--- START ---

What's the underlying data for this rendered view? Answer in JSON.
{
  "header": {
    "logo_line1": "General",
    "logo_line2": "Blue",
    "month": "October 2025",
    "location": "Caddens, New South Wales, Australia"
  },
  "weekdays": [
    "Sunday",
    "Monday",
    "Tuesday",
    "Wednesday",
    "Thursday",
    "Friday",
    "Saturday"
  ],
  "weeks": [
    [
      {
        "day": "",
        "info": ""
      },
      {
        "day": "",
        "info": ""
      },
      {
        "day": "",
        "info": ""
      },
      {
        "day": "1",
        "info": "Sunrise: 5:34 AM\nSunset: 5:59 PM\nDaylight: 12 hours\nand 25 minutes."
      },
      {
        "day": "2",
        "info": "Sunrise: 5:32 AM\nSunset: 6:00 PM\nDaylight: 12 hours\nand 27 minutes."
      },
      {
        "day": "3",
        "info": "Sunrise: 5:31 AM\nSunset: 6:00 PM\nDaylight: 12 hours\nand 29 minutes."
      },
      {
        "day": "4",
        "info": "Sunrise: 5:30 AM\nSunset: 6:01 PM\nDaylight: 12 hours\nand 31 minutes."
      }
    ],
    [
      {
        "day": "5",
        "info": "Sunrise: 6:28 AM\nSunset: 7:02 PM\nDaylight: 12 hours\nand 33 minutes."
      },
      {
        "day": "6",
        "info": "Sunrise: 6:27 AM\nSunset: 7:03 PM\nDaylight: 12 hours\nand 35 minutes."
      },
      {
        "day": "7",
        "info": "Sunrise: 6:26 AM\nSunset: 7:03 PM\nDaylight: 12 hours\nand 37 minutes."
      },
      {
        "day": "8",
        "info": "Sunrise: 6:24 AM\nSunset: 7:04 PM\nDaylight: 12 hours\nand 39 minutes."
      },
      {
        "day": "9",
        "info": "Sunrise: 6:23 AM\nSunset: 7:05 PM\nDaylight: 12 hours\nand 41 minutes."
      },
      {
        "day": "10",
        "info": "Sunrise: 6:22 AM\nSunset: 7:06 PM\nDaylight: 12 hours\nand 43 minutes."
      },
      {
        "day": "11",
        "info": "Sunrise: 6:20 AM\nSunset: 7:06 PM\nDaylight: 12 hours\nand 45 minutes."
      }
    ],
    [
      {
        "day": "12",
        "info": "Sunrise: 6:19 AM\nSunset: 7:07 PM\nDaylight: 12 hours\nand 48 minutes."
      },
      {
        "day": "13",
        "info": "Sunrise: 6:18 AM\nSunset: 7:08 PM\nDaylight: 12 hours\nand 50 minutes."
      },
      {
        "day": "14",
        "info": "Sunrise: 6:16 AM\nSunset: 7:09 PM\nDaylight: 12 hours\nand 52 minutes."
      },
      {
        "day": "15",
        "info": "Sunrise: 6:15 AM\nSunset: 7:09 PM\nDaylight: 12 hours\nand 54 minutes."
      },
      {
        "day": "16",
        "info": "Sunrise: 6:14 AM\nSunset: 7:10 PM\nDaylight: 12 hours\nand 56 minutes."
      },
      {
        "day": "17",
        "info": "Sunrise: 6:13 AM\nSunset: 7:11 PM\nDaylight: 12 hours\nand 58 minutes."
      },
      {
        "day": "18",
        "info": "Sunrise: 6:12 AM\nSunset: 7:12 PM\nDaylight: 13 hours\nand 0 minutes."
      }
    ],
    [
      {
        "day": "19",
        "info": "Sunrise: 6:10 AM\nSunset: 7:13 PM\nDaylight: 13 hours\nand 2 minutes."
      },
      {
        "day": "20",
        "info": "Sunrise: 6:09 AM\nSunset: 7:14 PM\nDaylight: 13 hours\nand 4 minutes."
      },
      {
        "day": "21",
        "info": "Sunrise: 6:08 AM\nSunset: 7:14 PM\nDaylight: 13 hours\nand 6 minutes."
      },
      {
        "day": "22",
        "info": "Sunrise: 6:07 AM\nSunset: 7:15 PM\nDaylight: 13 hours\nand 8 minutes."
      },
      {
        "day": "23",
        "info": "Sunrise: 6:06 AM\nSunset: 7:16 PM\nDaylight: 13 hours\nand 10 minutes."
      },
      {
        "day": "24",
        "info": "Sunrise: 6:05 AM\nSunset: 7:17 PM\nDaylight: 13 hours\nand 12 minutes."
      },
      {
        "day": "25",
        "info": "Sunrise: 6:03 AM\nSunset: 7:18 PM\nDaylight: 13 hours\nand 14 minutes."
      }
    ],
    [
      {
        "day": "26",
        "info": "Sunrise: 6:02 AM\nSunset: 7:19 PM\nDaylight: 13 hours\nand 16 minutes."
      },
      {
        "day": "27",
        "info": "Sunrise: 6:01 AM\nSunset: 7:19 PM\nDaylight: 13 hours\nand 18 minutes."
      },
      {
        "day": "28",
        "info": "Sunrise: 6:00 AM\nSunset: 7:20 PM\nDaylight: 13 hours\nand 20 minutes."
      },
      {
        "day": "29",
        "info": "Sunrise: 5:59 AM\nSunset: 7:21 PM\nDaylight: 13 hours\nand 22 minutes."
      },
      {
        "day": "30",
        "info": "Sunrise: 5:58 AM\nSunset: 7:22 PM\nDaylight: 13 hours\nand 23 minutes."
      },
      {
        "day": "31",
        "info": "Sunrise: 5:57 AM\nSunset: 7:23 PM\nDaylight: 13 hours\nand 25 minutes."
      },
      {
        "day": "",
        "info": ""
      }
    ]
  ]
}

--- END ---

Problem details: Each of the records should be retyped exactly.

Solution:
What's the underlying data for this rendered view? Answer in JSON.
{
  "header": {
    "logo_line1": "General",
    "logo_line2": "Blue",
    "month": "October 2025",
    "location": "Caddens, New South Wales, Australia"
  },
  "weekdays": [
    "Sunday",
    "Monday",
    "Tuesday",
    "Wednesday",
    "Thursday",
    "Friday",
    "Saturday"
  ],
  "weeks": [
    [
      {
        "day": "",
        "info": ""
      },
      {
        "day": "",
        "info": ""
      },
      {
        "day": "",
        "info": ""
      },
      {
        "day": "1",
        "info": "Sunrise: 5:34 AM\nSunset: 5:59 PM\nDaylight: 12 hours\nand 25 minutes."
      },
      {
        "day": "2",
        "info": "Sunrise: 5:32 AM\nSunset: 6:00 PM\nDaylight: 12 hours\nand 27 minutes."
      },
      {
        "day": "3",
        "info": "Sunrise: 5:31 AM\nSunset: 6:00 PM\nDaylight: 12 hours\nand 29 minutes."
      },
      {
        "day": "4",
        "info": "Sunrise: 5:30 AM\nSunset: 6:01 PM\nDaylight: 12 hours\nand 31 minutes."
      }
    ],
    [
      {
        "day": "5",
        "info": "Sunrise: 6:28 AM\nSunset: 7:02 PM\nDaylight: 12 hours\nand 33 minutes."
      },
      {
        "day": "6",
        "info": "Sunrise: 6:27 AM\nSunset: 7:03 PM\nDaylight: 12 hours\nand 35 minutes."
      },
      {
        "day": "7",
        "info": "Sunrise: 6:26 AM\nSunset: 7:03 PM\nDaylight: 12 hours\nand 37 minutes."
      },
      {
        "day": "8",
        "info": "Sunrise: 6:24 AM\nSunset: 7:04 PM\nDaylight: 12 hours\nand 39 minutes."
      },
      {
        "day": "9",
        "info": "Sunrise: 6:23 AM\nSunset: 7:05 PM\nDaylight: 12 hours\nand 41 minutes."
      },
      {
        "day": "10",
        "info": "Sunrise: 6:22 AM\nSunset: 7:06 PM\nDaylight: 12 hours\nand 43 minutes."
      },
      {
        "day": "11",
        "info": "Sunrise: 6:20 AM\nSunset: 7:06 PM\nDaylight: 12 hours\nand 45 minutes."
      }
    ],
    [
      {
        "day": "12",
        "info": "Sunrise: 6:19 AM\nSunset: 7:07 PM\nDaylight: 12 hours\nand 48 minutes."
      },
      {
        "day": "13",
        "info": "Sunrise: 6:18 AM\nSunset: 7:08 PM\nDaylight: 12 hours\nand 50 minutes."
      },
      {
        "day": "14",
        "info": "Sunrise: 6:16 AM\nSunset: 7:09 PM\nDaylight: 12 hours\nand 52 minutes."
      },
      {
        "day": "15",
        "info": "Sunrise: 6:15 AM\nSunset: 7:09 PM\nDaylight: 12 hours\nand 54 minutes."
      },
      {
        "day": "16",
        "info": "Sunrise: 6:14 AM\nSunset: 7:10 PM\nDaylight: 12 hours\nand 56 minutes."
      },
      {
        "day": "17",
        "info": "Sunrise: 6:13 AM\nSunset: 7:11 PM\nDaylight: 12 hours\nand 58 minutes."
      },
      {
        "day": "18",
        "info": "Sunrise: 6:12 AM\nSunset: 7:12 PM\nDaylight: 13 hours\nand 0 minutes."
      }
    ],
    [
      {
        "day": "19",
        "info": "Sunrise: 6:10 AM\nSunset: 7:13 PM\nDaylight: 13 hours\nand 2 minutes."
      },
      {
        "day": "20",
        "info": "Sunrise: 6:09 AM\nSunset: 7:14 PM\nDaylight: 13 hours\nand 4 minutes."
      },
      {
        "day": "21",
        "info": "Sunrise: 6:08 AM\nSunset: 7:14 PM\nDaylight: 13 hours\nand 6 minutes."
      },
      {
        "day": "22",
        "info": "Sunrise: 6:07 AM\nSunset: 7:15 PM\nDaylight: 13 hours\nand 8 minutes."
      },
      {
        "day": "23",
        "info": "Sunrise: 6:06 AM\nSunset: 7:16 PM\nDaylight: 13 hours\nand 10 minutes."
      },
      {
        "day": "24",
        "info": "Sunrise: 6:05 AM\nSunset: 7:17 PM\nDaylight: 13 hours\nand 12 minutes."
      },
      {
        "day": "25",
        "info": "Sunrise: 6:03 AM\nSunset: 7:18 PM\nDaylight: 13 hours\nand 14 minutes."
      }
    ],
    [
      {
        "day": "26",
        "info": "Sunrise: 6:02 AM\nSunset: 7:19 PM\nDaylight: 13 hours\nand 16 minutes."
      },
      {
        "day": "27",
        "info": "Sunrise: 6:01 AM\nSunset: 7:19 PM\nDaylight: 13 hours\nand 18 minutes."
      },
      {
        "day": "28",
        "info": "Sunrise: 6:00 AM\nSunset: 7:20 PM\nDaylight: 13 hours\nand 20 minutes."
      },
      {
        "day": "29",
        "info": "Sunrise: 5:59 AM\nSunset: 7:21 PM\nDaylight: 13 hours\nand 22 minutes."
      },
      {
        "day": "30",
        "info": "Sunrise: 5:58 AM\nSunset: 7:22 PM\nDaylight: 13 hours\nand 23 minutes."
      },
      {
        "day": "31",
        "info": "Sunrise: 5:57 AM\nSunset: 7:23 PM\nDaylight: 13 hours\nand 25 minutes."
      },
      {
        "day": "",
        "info": ""
      }
    ]
  ]
}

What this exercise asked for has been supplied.